STUDY QUESTIONS:
A - Rewrite the part of the pose running text starting with "I had hear of" and going on through "flat on ground.", replacing "running" with "jogging".
B - In the pose running text, turn the paragraph that begins "We started with a description" into a short bulleted list that keeps its main facts.

SOURCE PASSAGE Block Start

As I mentioned last year — I had NO pain or injuries during training (traditional) for the first time ever — and I credit the strength I gained from Crossfit for that.
I had hear of “pose running” before but didn’t know what it was. It’s a simple running technique based on the idea of running with a fall forward motion, a straight core, neutral head and pulling your leg up rather than down. Here are four things to remember about pose running:
Weight is on ball of standing foot; foot stays flat on ground.
Knee is bent on standing leg.
Ankle of lifted foot is under hip, ankle & foot relaxed.
Upper body is in alignment: ears over shoulders, shoulders over hips, hips over ankles.
We started with a description and then ran through some great drills to get us going. Emily kept saying when you start pose running it feels like “wearing someone else’s underwear” – ha ha — so, it feels weird. And it does! But the drills we learned will be really helpful in learning how to make it work.
First, learn how to just pull your leg up and down from the ground with the opposite leg bent. You need to get used to pulling your leg up — instead of slamming it into the ground.
Second, learn to run leaning forward with a straight-lined body. Keep your head netural and run towards the balls of your feet. For sprinting, it should all be exaggerated. For long distance, it’s less exaggerated.

SOURCE PASSAGE Block End
SUPPLIED MATERIAL Block Start

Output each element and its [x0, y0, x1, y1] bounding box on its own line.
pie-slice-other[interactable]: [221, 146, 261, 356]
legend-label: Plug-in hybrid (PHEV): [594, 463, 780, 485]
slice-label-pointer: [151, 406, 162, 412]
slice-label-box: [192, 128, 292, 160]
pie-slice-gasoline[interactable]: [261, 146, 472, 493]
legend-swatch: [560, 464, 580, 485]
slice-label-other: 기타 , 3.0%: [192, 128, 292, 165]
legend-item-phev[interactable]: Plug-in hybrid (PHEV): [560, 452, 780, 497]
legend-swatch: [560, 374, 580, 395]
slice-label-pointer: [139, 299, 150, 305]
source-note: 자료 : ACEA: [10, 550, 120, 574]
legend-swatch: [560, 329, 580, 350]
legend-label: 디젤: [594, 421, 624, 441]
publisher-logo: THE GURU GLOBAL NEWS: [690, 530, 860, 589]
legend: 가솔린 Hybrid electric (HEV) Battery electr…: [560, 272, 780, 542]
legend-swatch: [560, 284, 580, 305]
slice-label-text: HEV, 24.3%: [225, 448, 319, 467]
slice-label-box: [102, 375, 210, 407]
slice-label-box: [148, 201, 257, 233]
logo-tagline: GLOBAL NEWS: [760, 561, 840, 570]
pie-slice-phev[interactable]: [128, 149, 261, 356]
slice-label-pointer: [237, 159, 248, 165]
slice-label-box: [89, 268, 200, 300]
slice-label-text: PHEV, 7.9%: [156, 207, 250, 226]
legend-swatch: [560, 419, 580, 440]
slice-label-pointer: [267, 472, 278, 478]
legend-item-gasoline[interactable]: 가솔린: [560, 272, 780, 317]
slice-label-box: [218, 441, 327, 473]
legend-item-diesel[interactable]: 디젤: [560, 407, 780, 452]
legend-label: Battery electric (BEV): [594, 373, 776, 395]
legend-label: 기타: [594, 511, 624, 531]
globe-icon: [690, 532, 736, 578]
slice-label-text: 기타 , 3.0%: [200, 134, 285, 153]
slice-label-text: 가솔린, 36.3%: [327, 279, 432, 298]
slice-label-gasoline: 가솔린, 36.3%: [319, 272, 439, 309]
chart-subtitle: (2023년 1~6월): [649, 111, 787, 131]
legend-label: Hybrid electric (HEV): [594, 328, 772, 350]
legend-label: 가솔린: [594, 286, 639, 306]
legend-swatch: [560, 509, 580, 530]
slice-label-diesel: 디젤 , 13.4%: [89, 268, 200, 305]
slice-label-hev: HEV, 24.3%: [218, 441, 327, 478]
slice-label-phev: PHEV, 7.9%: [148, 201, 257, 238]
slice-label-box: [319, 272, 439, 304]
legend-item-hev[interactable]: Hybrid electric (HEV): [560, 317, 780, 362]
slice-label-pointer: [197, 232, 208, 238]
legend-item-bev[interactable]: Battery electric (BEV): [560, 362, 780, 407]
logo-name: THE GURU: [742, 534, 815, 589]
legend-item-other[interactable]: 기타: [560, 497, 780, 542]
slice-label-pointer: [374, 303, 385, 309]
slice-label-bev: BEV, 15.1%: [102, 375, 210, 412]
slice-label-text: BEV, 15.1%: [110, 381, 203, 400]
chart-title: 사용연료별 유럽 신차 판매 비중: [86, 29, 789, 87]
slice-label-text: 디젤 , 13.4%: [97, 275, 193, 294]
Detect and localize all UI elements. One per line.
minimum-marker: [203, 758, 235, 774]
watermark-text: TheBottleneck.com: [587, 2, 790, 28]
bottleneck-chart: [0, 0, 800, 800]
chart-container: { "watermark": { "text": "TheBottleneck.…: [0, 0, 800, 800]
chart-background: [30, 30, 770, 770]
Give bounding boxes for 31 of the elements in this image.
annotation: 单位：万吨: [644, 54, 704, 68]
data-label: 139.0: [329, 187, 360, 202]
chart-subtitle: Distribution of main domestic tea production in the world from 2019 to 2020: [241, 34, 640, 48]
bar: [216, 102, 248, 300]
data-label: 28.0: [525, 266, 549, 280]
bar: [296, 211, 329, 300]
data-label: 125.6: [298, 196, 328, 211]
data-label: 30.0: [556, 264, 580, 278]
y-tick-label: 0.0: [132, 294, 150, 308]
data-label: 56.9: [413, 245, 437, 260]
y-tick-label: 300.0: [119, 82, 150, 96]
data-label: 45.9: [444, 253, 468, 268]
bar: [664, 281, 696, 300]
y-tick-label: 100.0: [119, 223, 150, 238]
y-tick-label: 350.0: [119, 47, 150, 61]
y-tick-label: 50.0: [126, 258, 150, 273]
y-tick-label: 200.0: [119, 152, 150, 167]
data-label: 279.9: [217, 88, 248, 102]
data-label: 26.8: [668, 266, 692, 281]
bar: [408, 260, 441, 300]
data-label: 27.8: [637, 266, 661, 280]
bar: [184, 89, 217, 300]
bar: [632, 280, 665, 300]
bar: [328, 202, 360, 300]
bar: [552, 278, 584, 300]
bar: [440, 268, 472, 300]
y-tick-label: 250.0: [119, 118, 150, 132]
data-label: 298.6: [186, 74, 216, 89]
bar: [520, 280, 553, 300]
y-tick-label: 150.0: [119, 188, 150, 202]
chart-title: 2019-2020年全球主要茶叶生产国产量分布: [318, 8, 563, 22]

SUPPLIED MATERIAL Block End

SOLUTIONS BELOW:
A -
I had hear of “pose jogging” before but didn’t know what it was. It’s a simple jogging technique based on the idea of jogging with a fall forward motion, a straight core, neutral head and pulling your leg up rather than down. Here are four things to remember about pose jogging:
Weight is on ball of standing foot; foot stays flat on ground.

B -
- The session began with a description, then moved on to drills.
- Emily kept saying that starting pose running feels like "wearing someone else's underwear," meaning it feels weird, and it does.
- The drills will be really helpful in learning how to make it work.